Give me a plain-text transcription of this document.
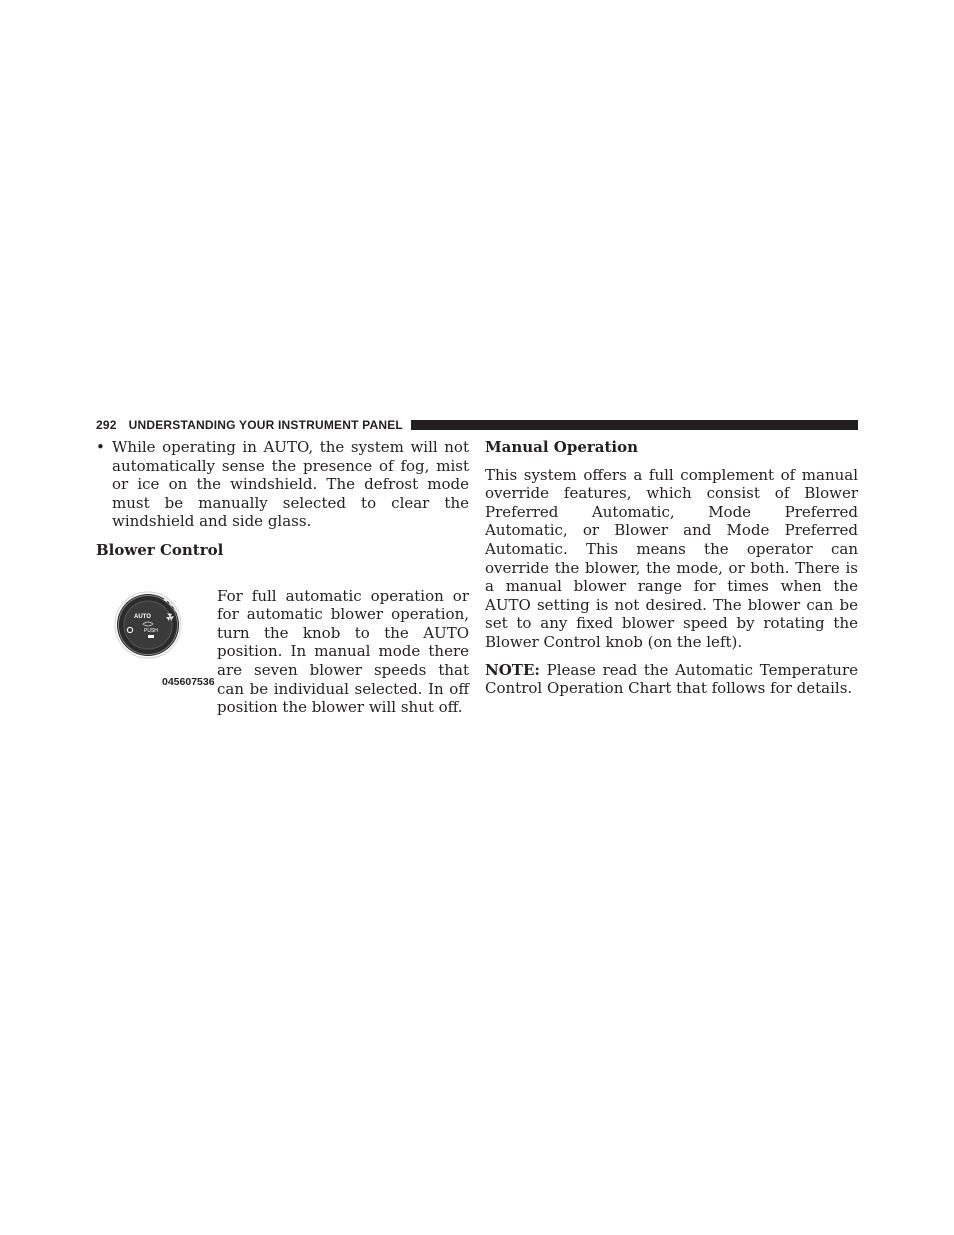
292 UNDERSTANDING YOUR INSTRUMENT PANEL

• While operating in AUTO, the system will not automatically sense the presence of fog, mist or ice on the windshield. The defrost mode must be manually selected to clear the windshield and side glass.

Blower Control
AUTO
PUSH
045607536

For full automatic operation or for automatic blower operation, turn the knob to the AUTO position. In manual mode there are seven blower speeds that can be individual selected. In off position the blower will shut off.

Manual Operation

This system offers a full complement of manual override features, which consist of Blower Preferred Automatic, Mode Preferred Automatic, or Blower and Mode Preferred Automatic. This means the operator can override the blower, the mode, or both. There is a manual blower range for times when the AUTO setting is not desired. The blower can be set to any fixed blower speed by rotating the Blower Control knob (on the left).

NOTE: Please read the Automatic Temperature Control Operation Chart that follows for details.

## What is required
Return the listing above in full and without alteration, excluding its pictures.

## Solution for this problem
Give me a plain-text transcription of this document.
292 UNDERSTANDING YOUR INSTRUMENT PANEL

• While operating in AUTO, the system will not automatically sense the presence of fog, mist or ice on the windshield. The defrost mode must be manually selected to clear the windshield and side glass.

Blower Control
AUTO
PUSH
045607536

For full automatic operation or for automatic blower operation, turn the knob to the AUTO position. In manual mode there are seven blower speeds that can be individual selected. In off position the blower will shut off.

Manual Operation

This system offers a full complement of manual override features, which consist of Blower Preferred Automatic, Mode Preferred Automatic, or Blower and Mode Preferred Automatic. This means the operator can override the blower, the mode, or both. There is a manual blower range for times when the AUTO setting is not desired. The blower can be set to any fixed blower speed by rotating the Blower Control knob (on the left).

NOTE: Please read the Automatic Temperature Control Operation Chart that follows for details.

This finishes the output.